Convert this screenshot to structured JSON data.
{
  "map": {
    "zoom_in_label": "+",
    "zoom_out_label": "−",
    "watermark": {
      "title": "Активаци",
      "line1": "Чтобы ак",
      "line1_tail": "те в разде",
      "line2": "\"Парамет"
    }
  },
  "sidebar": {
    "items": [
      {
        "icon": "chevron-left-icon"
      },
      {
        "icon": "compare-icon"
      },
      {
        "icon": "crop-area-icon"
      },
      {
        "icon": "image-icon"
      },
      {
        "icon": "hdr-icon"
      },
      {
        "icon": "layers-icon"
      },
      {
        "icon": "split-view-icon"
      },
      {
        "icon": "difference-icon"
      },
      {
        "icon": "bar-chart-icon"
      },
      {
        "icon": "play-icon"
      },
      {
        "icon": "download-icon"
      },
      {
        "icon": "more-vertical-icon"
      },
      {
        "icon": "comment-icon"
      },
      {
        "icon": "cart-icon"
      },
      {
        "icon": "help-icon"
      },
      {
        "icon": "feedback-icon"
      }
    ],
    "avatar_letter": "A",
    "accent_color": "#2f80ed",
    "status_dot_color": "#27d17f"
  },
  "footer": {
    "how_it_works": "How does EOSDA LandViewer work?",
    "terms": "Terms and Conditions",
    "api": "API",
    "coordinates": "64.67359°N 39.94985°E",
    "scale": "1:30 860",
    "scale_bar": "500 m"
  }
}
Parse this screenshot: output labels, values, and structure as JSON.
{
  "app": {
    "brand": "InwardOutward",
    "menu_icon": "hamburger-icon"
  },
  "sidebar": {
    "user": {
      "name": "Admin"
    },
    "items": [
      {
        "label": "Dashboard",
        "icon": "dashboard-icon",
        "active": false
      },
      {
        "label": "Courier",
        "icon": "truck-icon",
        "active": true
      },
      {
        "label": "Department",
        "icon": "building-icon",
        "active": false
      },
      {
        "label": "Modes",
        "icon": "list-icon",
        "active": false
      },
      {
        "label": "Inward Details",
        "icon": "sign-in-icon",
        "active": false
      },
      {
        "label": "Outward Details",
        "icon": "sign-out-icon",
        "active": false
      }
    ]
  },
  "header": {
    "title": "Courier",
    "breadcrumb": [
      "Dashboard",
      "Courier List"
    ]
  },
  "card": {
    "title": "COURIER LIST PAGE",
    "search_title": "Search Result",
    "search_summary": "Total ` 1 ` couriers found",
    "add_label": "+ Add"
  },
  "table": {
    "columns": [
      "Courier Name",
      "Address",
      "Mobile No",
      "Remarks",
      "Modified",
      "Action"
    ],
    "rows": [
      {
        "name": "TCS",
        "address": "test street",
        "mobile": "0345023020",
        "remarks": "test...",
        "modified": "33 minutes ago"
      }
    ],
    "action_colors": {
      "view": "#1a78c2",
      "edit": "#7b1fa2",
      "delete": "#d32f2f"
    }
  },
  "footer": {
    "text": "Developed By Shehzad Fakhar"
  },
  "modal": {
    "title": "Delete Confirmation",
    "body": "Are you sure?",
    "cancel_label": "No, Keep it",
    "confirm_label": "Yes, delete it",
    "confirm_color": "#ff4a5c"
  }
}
-=-=-
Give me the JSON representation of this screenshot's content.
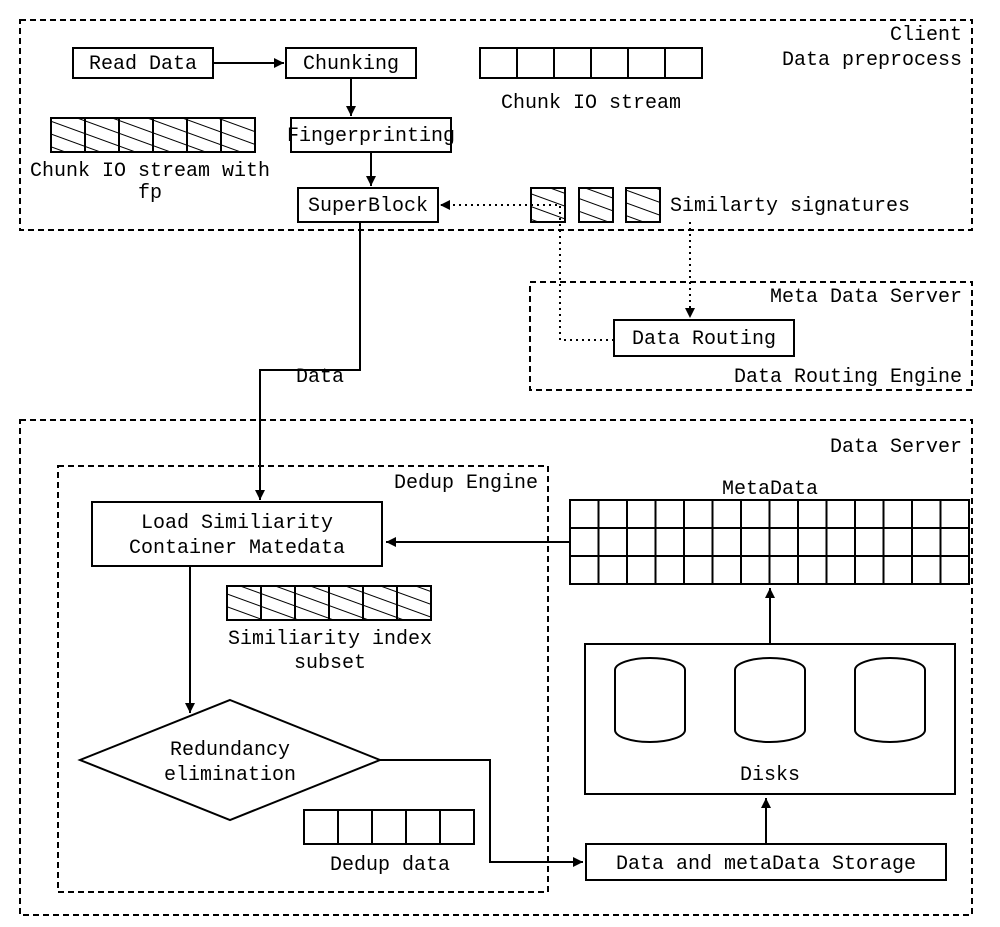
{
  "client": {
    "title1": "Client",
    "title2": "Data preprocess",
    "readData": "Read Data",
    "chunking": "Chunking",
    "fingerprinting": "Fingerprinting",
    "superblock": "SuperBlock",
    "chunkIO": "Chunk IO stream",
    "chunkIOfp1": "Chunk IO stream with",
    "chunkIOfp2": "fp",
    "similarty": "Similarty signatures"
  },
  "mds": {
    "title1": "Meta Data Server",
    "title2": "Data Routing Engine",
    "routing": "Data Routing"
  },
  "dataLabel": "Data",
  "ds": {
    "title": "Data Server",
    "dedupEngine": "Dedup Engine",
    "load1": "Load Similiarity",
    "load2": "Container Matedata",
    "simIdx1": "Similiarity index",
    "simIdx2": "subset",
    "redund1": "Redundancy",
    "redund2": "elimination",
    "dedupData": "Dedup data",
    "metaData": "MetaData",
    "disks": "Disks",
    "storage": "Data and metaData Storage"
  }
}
-=-=-
**Written request:** Look through the data and gather every line with the string "Routing" in it.

**Completed task:**
    "title2": "Data Routing Engine",
    "routing": "Data Routing"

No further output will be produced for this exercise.